───── Data records

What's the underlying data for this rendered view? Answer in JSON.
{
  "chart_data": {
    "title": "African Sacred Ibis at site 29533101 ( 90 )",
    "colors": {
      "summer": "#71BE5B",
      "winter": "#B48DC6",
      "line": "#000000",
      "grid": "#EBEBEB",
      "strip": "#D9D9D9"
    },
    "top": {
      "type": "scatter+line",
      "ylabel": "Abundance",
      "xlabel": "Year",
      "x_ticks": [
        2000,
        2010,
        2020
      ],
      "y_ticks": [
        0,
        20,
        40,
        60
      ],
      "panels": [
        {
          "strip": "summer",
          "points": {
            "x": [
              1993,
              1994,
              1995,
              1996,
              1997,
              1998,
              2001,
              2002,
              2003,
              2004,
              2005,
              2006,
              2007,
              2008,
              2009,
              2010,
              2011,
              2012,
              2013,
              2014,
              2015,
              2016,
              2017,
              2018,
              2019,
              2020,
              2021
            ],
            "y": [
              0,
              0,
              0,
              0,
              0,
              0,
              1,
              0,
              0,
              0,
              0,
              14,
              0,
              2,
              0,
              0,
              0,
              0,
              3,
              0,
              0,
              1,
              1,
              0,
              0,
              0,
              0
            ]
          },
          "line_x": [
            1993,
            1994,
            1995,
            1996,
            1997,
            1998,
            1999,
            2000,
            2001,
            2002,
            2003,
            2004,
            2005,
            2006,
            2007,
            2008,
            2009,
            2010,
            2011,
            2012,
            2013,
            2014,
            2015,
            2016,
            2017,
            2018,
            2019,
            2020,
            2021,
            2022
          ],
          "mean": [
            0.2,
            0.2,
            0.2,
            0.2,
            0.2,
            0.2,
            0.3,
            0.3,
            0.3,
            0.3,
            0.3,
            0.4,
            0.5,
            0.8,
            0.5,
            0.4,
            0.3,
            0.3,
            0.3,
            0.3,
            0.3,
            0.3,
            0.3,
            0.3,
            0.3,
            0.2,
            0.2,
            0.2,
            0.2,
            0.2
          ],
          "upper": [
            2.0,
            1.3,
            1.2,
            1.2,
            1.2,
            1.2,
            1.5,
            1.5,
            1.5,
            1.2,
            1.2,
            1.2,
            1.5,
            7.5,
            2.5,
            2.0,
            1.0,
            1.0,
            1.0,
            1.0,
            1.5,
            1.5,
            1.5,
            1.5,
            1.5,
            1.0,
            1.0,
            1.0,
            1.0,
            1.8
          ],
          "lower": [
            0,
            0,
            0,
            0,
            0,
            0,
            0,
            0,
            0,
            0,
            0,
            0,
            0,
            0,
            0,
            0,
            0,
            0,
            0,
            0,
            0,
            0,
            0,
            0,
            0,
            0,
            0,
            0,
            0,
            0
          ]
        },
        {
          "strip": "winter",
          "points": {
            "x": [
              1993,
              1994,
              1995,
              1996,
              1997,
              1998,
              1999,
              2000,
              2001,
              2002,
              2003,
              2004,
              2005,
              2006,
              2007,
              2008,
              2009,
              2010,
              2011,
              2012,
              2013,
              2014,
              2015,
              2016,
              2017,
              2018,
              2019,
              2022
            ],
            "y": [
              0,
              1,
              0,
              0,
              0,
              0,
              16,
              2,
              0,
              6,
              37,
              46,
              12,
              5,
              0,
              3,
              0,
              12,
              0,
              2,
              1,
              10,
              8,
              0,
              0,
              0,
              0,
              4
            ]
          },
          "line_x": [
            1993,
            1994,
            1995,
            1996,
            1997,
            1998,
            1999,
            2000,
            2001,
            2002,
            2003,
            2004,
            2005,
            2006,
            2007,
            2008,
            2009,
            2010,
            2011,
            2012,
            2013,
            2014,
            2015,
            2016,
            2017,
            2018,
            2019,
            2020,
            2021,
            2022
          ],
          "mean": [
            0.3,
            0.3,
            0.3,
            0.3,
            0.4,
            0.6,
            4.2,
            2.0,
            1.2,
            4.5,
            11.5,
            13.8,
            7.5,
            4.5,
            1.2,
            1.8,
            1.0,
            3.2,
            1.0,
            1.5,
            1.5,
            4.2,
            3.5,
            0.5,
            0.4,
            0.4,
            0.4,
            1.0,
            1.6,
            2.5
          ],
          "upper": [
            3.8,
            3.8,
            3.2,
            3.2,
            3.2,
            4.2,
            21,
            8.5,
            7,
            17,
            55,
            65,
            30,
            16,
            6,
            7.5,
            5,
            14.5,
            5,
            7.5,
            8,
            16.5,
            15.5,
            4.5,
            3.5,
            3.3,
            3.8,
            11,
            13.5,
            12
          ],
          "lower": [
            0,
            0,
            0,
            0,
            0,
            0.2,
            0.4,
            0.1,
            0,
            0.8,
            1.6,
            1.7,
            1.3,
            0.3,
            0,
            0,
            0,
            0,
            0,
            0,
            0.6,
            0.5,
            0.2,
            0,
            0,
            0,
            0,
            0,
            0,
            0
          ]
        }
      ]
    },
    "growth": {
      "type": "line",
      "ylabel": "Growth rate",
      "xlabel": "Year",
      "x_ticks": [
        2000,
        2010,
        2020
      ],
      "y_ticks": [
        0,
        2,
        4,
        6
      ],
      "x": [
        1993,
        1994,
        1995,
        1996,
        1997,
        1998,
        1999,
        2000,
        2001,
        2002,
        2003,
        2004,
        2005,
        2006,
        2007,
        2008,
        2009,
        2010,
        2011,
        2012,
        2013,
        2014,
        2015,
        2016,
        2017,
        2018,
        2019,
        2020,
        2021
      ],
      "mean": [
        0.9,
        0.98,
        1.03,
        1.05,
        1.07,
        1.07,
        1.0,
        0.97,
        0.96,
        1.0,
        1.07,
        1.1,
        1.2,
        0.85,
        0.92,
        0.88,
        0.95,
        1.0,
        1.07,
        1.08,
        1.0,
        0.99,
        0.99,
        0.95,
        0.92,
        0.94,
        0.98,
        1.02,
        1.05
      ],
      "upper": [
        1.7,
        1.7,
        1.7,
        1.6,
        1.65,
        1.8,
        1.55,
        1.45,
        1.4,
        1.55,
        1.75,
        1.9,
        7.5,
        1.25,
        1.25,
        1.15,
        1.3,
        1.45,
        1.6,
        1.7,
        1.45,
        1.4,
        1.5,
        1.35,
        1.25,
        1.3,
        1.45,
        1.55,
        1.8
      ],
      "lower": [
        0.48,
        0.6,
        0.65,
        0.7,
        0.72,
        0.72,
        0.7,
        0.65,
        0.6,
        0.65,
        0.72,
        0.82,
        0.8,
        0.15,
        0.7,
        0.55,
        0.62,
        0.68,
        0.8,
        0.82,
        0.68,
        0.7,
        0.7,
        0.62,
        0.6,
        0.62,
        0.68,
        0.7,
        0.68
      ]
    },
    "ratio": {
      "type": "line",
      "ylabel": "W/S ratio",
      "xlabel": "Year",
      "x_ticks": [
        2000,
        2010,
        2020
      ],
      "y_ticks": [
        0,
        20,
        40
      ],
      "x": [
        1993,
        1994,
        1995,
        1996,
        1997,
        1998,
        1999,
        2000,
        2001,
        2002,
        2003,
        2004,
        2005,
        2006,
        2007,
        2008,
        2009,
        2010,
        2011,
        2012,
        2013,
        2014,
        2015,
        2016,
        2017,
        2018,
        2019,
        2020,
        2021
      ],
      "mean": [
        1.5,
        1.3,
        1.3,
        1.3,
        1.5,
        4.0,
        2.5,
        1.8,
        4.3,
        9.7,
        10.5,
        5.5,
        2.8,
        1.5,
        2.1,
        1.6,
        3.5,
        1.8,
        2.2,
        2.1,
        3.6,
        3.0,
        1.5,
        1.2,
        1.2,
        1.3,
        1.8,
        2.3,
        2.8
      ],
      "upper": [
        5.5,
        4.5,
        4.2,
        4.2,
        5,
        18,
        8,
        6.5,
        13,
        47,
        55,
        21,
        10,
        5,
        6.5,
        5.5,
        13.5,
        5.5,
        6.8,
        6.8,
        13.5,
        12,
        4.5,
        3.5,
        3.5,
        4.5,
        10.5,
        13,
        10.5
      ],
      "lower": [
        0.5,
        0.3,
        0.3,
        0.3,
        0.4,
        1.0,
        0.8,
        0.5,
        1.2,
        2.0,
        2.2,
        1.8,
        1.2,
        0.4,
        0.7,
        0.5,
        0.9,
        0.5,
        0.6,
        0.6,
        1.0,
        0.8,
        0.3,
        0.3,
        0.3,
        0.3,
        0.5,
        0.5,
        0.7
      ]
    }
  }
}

──────────

Pick out each line that holds the string "strip".

Full output =
      "strip": "#D9D9D9"
          "strip": "summer",
          "strip": "winter",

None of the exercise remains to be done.